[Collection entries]

-----

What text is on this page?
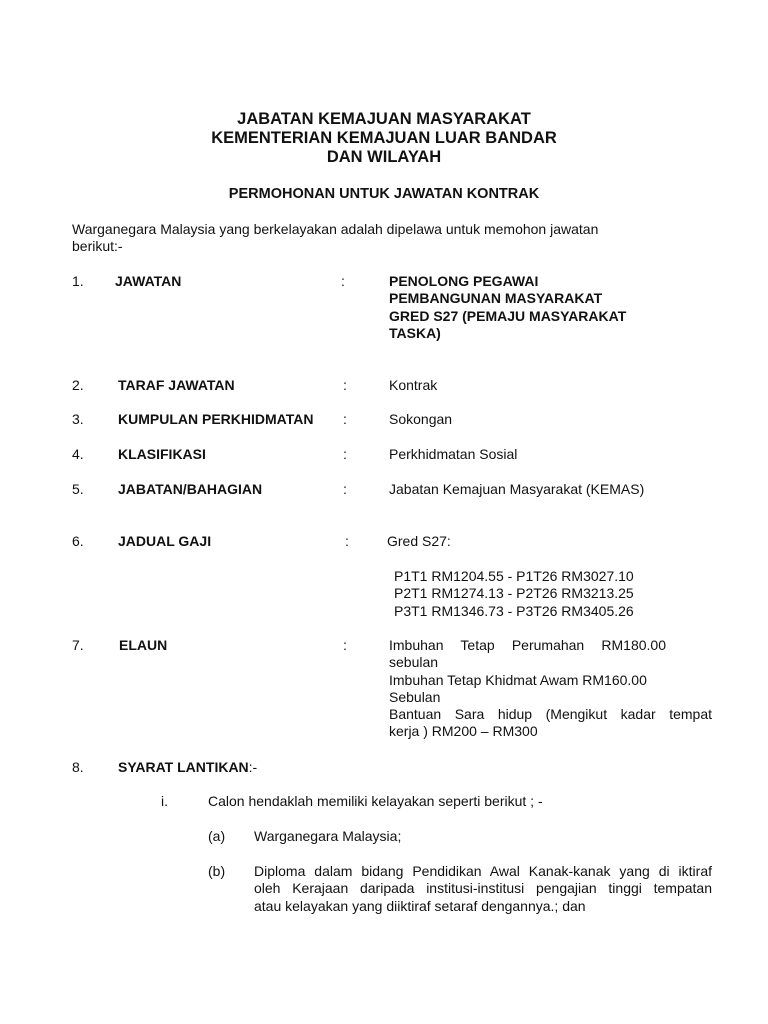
JABATAN KEMAJUAN MASYARAKAT
KEMENTERIAN KEMAJUAN LUAR BANDAR
DAN WILAYAH
PERMOHONAN UNTUK JAWATAN KONTRAK
Warganegara Malaysia yang berkelayakan adalah dipelawa untuk memohon jawatan berikut:-
1. JAWATAN	:	PENOLONG PEGAWAI
PEMBANGUNAN MASYARAKAT
GRED S27 (PEMAJU MASYARAKAT
TASKA)
2. TARAF JAWATAN	:	Kontrak
3. KUMPULAN PERKHIDMATAN :	Sokongan
4. KLASIFIKASI	:	Perkhidmatan Sosial
5. JABATAN/BAHAGIAN	:	Jabatan Kemajuan Masyarakat (KEMAS)
6. JADUAL GAJI	:	Gred S27:
P1T1 RM1204.55 - P1T26 RM3027.10
P2T1 RM1274.13 - P2T26 RM3213.25
P3T1 RM1346.73 - P3T26 RM3405.26
7.	ELAUN	:	Imbuhan Tetap Perumahan RM180.00
sebulan
Imbuhan Tetap Khidmat Awam RM160.00
Sebulan
Bantuan Sara hidup (Mengikut kadar tempat
kerja ) RM200 – RM300
8. SYARAT LANTIKAN:-
i.	Calon hendaklah memiliki kelayakan seperti berikut ; -
(a) Warganegara Malaysia;
(b) Diploma dalam bidang Pendidikan Awal Kanak-kanak yang di iktiraf
oleh Kerajaan daripada institusi-institusi pengajian tinggi tempatan
atau kelayakan yang diiktiraf setaraf dengannya.; dan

-----

> _WHAT YOU ARE ASKED TO DO_
Every record above should be transcribed exactly; the pictures stay out of the copy.

> _FULL ANSWER_
What text is on this page?
JABATAN KEMAJUAN MASYARAKAT
KEMENTERIAN KEMAJUAN LUAR BANDAR
DAN WILAYAH
PERMOHONAN UNTUK JAWATAN KONTRAK
Warganegara Malaysia yang berkelayakan adalah dipelawa untuk memohon jawatan berikut:-
1. JAWATAN	:	PENOLONG PEGAWAI
PEMBANGUNAN MASYARAKAT
GRED S27 (PEMAJU MASYARAKAT
TASKA)
2. TARAF JAWATAN	:	Kontrak
3. KUMPULAN PERKHIDMATAN :	Sokongan
4. KLASIFIKASI	:	Perkhidmatan Sosial
5. JABATAN/BAHAGIAN	:	Jabatan Kemajuan Masyarakat (KEMAS)
6. JADUAL GAJI	:	Gred S27:
P1T1 RM1204.55 - P1T26 RM3027.10
P2T1 RM1274.13 - P2T26 RM3213.25
P3T1 RM1346.73 - P3T26 RM3405.26
7.	ELAUN	:	Imbuhan Tetap Perumahan RM180.00
sebulan
Imbuhan Tetap Khidmat Awam RM160.00
Sebulan
Bantuan Sara hidup (Mengikut kadar tempat
kerja ) RM200 – RM300
8. SYARAT LANTIKAN:-
i.	Calon hendaklah memiliki kelayakan seperti berikut ; -
(a) Warganegara Malaysia;
(b) Diploma dalam bidang Pendidikan Awal Kanak-kanak yang di iktiraf
oleh Kerajaan daripada institusi-institusi pengajian tinggi tempatan
atau kelayakan yang diiktiraf setaraf dengannya.; dan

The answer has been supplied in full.